▸ Request:
Each line that holds the word "Beautiful" should be returned.

::: Given entries :::

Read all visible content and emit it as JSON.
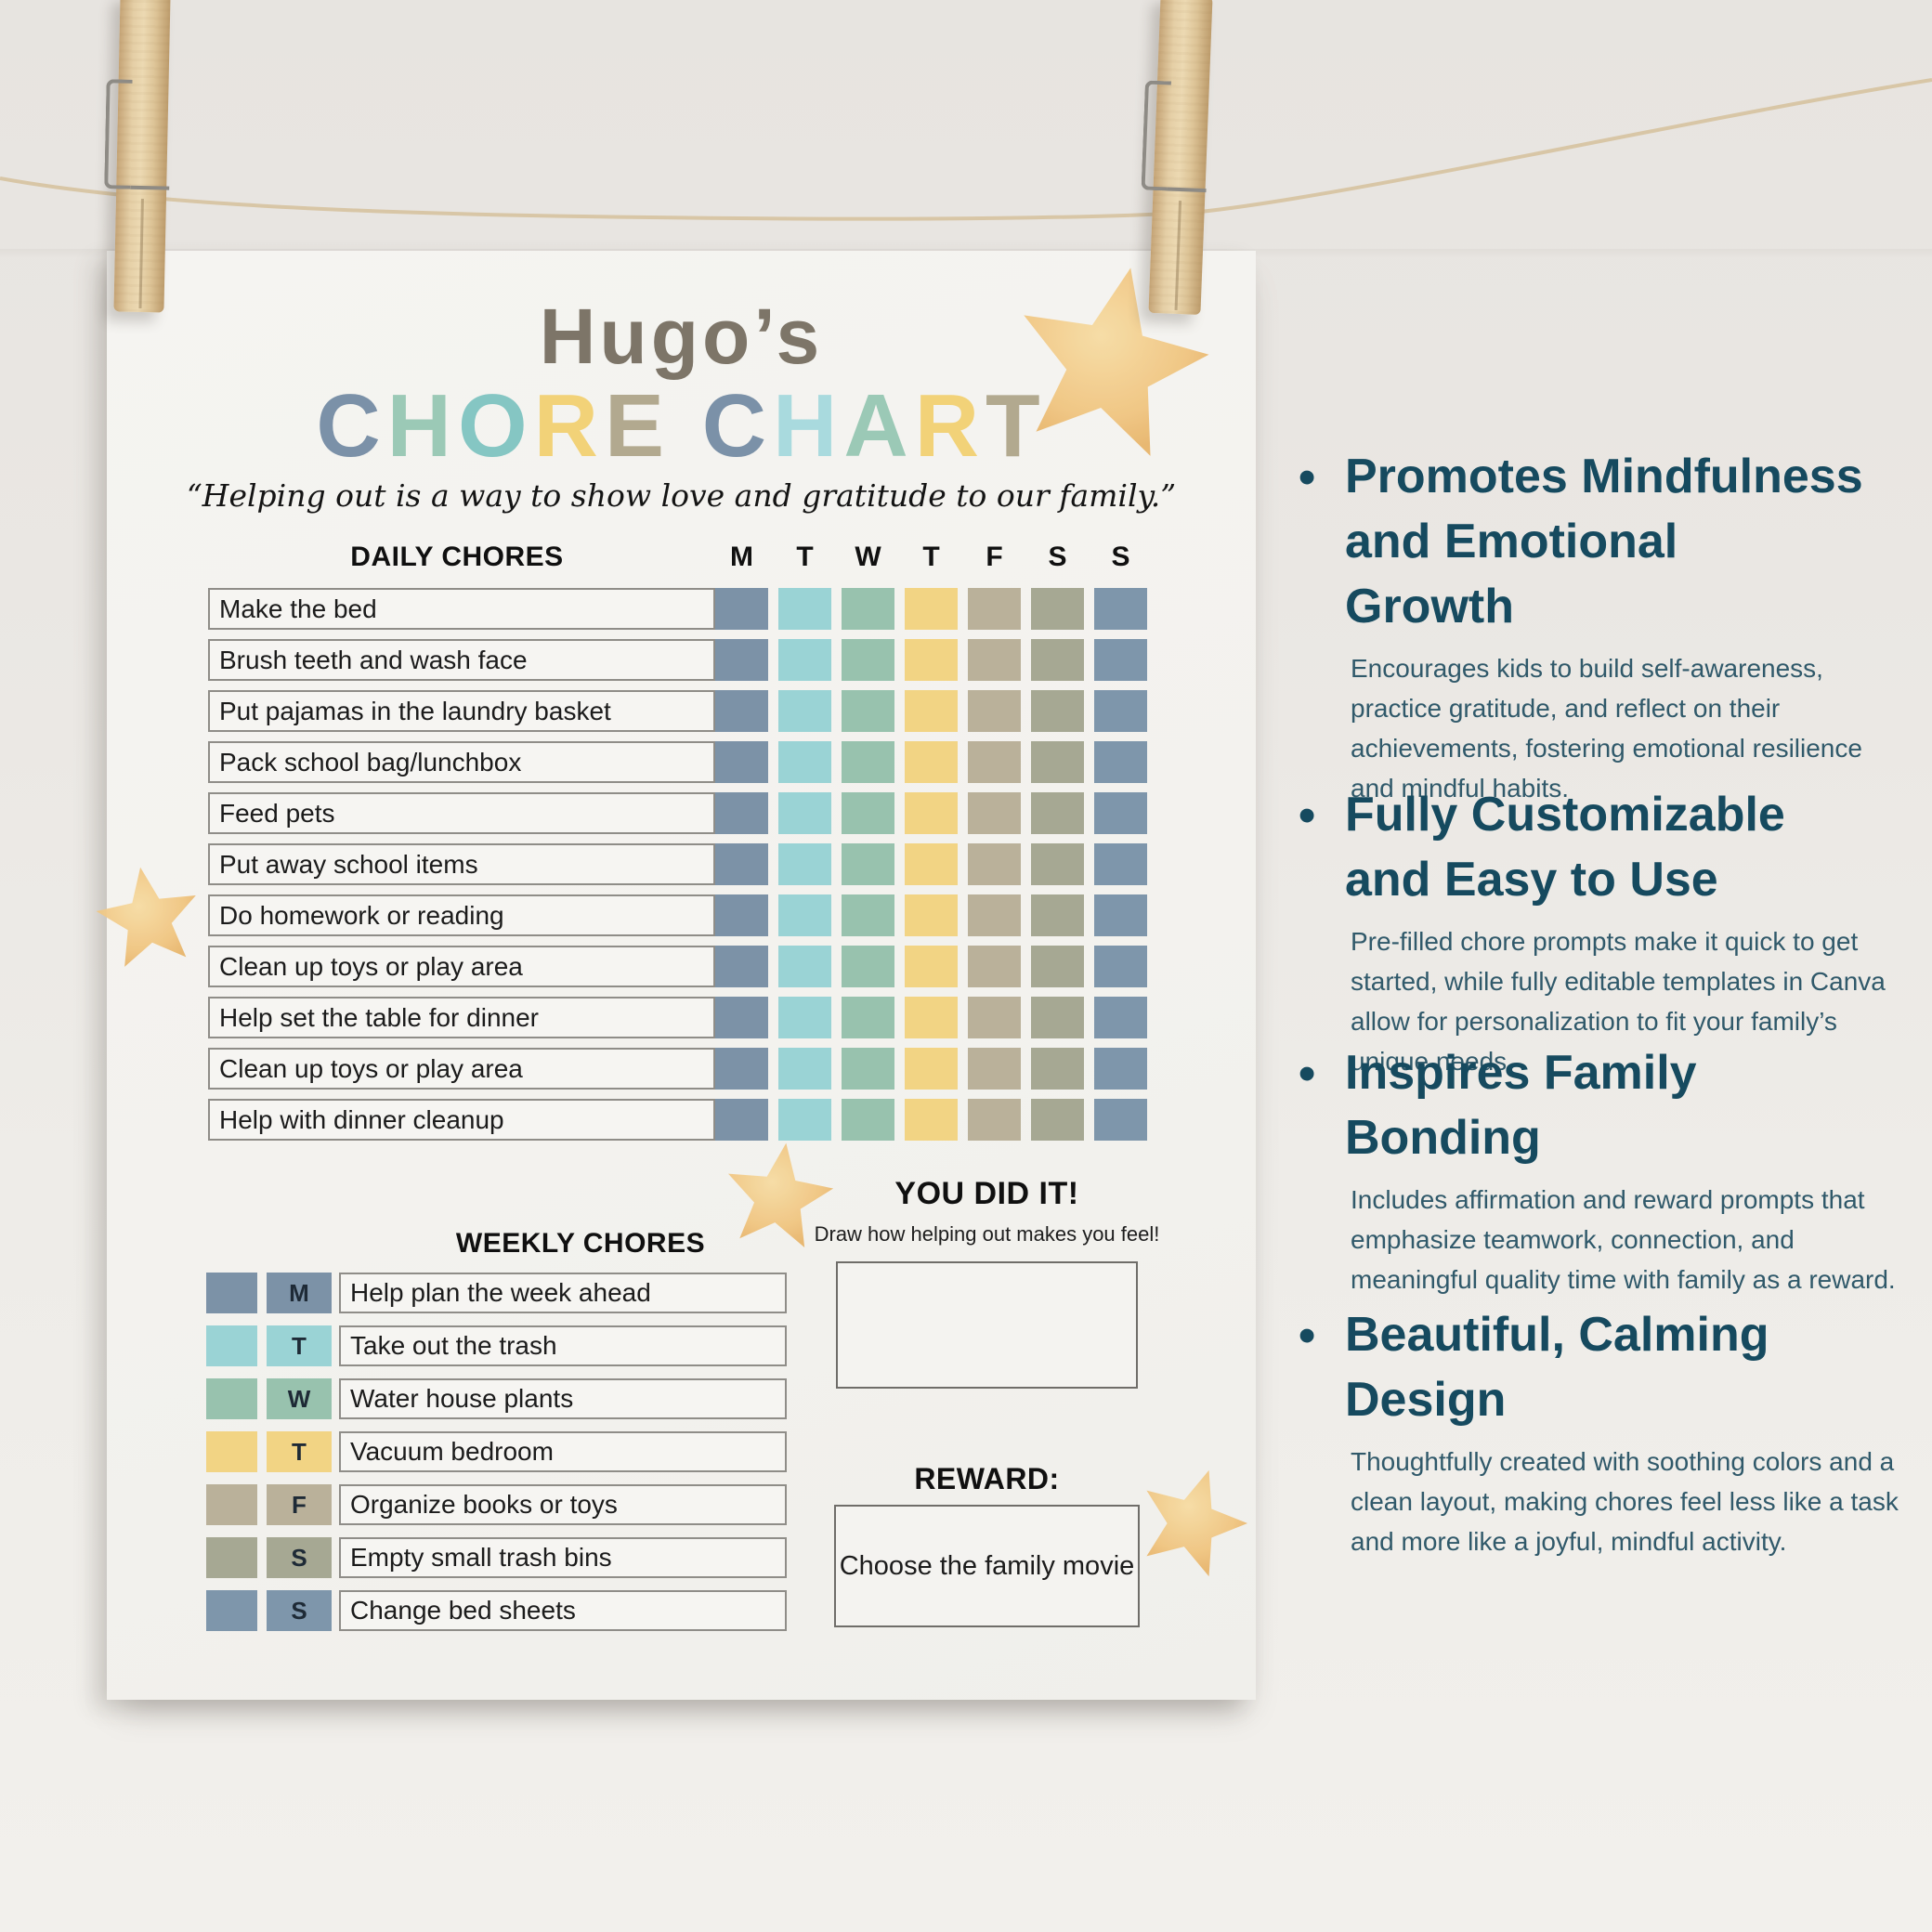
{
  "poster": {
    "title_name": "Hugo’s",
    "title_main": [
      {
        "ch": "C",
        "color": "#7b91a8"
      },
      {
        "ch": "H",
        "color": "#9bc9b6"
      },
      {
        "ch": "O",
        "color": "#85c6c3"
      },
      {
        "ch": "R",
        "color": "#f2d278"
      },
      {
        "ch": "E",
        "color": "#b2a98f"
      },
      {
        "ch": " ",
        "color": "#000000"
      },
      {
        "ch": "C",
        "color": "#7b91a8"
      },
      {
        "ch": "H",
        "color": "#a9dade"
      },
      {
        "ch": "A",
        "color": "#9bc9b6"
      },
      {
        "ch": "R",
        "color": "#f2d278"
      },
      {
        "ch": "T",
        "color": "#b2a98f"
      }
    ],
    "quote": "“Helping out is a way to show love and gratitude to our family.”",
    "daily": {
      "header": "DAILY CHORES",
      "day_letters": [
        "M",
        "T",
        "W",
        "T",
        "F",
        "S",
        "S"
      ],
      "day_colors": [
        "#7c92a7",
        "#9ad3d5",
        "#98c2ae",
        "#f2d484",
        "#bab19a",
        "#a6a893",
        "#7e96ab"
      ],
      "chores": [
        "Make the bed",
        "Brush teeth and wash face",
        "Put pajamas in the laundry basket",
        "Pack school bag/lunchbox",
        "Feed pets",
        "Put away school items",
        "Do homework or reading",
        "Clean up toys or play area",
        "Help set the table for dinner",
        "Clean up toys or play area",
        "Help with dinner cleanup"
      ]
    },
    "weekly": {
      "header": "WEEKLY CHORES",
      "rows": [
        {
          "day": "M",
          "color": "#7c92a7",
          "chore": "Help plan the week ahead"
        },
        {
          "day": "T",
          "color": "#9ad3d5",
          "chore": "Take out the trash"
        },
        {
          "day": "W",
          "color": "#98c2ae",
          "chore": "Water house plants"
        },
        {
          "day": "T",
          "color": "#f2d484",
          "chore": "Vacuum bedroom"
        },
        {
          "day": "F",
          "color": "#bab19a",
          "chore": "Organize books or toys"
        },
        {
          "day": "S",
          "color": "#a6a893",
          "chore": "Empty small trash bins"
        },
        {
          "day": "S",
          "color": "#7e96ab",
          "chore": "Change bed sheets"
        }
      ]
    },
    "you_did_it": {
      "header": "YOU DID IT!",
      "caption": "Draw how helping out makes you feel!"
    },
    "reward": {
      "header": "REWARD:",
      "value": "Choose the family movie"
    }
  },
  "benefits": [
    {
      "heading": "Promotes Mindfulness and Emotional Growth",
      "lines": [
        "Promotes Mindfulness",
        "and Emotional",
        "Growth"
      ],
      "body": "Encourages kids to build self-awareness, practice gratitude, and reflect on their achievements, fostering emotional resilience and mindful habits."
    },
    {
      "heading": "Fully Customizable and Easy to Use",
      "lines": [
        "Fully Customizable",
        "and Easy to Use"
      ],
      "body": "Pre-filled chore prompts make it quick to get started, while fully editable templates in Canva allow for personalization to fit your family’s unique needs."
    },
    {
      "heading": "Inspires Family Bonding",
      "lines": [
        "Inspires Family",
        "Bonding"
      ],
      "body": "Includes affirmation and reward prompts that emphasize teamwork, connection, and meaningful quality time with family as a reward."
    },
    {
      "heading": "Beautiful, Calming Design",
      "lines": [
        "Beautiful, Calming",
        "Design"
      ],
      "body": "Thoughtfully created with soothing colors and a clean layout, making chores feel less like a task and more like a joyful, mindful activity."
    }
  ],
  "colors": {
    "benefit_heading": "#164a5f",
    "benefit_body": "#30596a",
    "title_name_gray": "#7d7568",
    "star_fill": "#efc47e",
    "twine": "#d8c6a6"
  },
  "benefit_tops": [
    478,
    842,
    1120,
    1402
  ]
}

:::
::: Given entries :::

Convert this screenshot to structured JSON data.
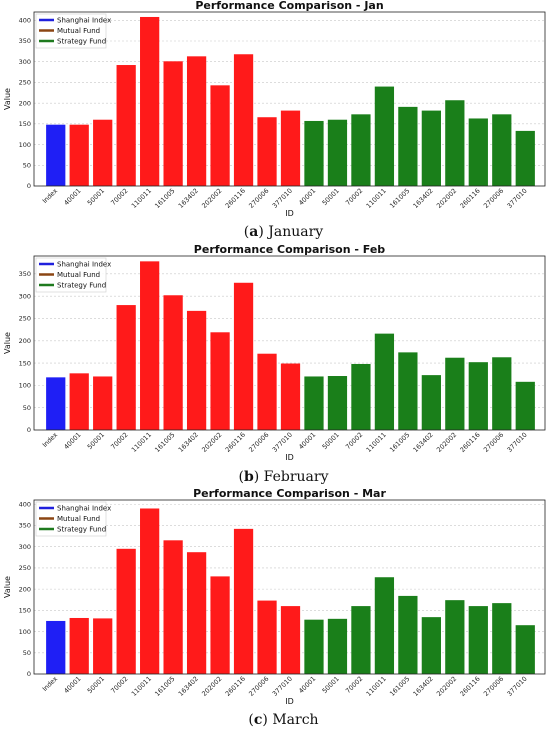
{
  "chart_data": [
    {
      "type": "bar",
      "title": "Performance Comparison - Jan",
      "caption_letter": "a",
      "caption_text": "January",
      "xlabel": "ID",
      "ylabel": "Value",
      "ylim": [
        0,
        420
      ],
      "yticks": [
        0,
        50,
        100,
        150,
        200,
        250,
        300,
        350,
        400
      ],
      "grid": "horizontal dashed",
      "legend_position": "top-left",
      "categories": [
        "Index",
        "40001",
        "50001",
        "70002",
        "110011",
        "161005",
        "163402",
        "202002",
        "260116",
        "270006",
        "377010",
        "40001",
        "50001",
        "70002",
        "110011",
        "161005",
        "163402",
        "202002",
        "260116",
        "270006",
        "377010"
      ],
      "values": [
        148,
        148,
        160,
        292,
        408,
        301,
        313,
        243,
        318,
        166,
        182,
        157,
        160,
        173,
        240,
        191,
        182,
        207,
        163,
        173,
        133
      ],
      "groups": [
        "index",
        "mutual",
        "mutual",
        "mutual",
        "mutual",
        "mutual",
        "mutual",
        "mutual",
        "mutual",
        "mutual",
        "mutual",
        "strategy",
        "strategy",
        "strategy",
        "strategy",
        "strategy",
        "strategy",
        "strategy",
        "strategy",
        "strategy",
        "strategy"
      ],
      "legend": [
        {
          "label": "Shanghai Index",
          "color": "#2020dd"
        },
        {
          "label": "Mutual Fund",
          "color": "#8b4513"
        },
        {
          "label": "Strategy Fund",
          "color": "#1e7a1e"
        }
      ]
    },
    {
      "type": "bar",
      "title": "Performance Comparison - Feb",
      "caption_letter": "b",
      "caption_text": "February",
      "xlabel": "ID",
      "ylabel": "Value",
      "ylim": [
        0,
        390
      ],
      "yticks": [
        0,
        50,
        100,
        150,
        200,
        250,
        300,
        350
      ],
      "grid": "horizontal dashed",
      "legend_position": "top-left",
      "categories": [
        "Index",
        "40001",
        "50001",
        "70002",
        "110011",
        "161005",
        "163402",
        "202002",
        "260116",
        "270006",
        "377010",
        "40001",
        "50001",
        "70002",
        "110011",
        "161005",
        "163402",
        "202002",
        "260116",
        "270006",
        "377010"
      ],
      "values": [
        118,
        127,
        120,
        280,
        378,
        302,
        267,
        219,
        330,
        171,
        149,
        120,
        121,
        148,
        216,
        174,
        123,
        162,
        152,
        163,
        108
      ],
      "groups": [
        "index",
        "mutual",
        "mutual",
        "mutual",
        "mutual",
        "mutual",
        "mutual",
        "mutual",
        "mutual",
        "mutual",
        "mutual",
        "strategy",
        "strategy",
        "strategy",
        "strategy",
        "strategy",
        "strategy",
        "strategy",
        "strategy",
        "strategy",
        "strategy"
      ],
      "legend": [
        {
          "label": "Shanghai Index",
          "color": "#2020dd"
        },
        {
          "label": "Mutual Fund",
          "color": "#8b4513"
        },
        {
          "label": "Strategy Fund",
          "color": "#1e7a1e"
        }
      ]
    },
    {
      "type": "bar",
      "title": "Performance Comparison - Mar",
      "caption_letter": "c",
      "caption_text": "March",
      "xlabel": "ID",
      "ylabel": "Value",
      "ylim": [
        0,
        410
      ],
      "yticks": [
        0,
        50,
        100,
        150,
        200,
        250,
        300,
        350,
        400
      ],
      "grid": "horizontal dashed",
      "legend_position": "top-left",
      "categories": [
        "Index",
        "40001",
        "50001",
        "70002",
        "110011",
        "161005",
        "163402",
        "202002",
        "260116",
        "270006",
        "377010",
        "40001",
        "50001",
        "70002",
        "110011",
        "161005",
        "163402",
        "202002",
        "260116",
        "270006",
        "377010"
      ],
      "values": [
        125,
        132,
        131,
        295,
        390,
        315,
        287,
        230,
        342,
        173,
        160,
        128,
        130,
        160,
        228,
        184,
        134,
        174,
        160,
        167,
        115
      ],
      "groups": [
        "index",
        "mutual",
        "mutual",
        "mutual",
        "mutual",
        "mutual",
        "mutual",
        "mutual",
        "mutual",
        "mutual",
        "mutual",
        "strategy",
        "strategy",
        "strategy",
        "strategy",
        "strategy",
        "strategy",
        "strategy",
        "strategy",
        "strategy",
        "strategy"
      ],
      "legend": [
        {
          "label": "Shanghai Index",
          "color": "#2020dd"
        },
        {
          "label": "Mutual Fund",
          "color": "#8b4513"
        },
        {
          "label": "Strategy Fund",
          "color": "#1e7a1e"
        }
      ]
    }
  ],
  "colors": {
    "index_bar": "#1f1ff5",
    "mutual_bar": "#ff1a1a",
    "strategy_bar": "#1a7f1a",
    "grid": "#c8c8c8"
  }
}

:::
::: Given entries :::

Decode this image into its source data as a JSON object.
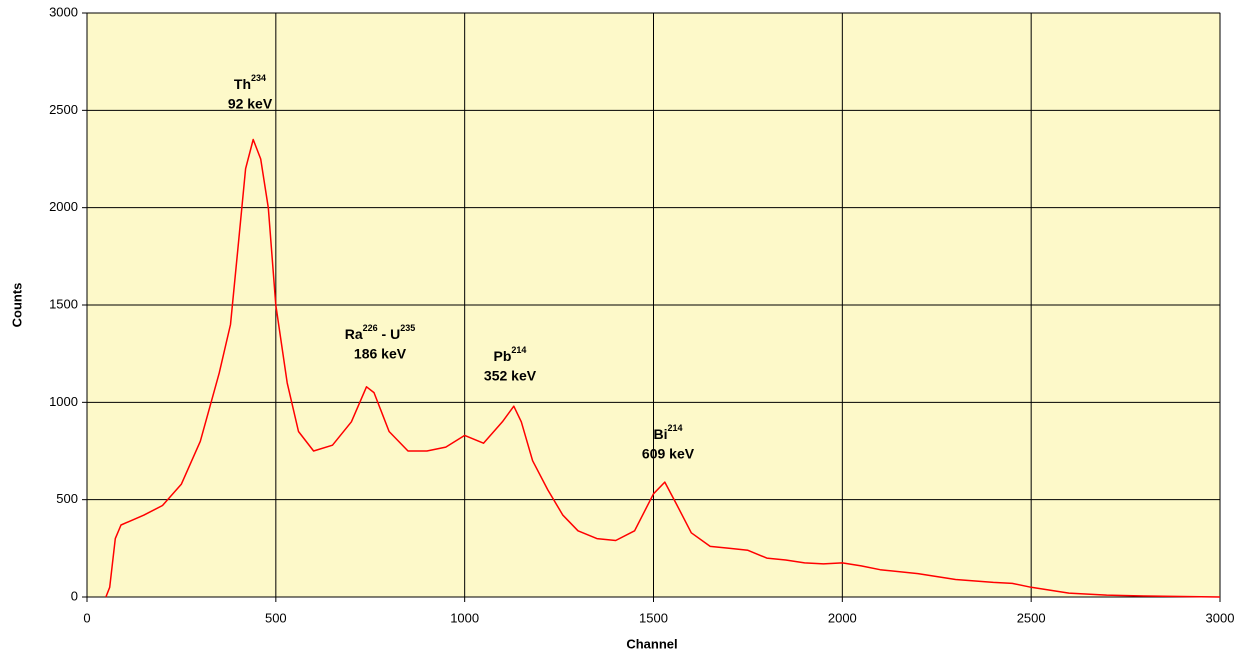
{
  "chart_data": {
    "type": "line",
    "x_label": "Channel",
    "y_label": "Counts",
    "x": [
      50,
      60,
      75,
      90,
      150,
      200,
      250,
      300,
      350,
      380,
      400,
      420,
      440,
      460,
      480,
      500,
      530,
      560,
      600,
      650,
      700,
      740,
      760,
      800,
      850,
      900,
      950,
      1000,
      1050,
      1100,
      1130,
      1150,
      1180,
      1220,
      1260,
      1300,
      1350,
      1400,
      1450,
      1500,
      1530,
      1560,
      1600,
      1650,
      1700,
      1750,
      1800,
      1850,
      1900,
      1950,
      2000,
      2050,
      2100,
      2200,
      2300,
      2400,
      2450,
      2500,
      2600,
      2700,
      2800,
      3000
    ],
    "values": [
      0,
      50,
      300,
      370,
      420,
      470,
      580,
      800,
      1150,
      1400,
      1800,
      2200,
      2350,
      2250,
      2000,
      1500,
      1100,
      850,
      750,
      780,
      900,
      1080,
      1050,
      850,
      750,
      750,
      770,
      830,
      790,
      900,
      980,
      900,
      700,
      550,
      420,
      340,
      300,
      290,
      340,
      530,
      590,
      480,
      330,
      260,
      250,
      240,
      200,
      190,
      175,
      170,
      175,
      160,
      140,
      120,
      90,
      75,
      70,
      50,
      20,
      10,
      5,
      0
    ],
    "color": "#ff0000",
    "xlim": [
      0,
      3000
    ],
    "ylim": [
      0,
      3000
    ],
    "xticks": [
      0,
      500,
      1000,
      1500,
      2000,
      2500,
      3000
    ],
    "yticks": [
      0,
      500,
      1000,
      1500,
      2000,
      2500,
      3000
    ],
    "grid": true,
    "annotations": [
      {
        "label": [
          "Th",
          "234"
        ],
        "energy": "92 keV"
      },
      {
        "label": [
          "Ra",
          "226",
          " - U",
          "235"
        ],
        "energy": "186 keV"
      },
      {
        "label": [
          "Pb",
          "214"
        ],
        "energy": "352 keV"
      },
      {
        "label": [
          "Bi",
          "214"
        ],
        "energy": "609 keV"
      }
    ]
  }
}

:::

▸ Finished exercise:
      "heading": "Beautiful, Calming Design",
        "Beautiful, Calming",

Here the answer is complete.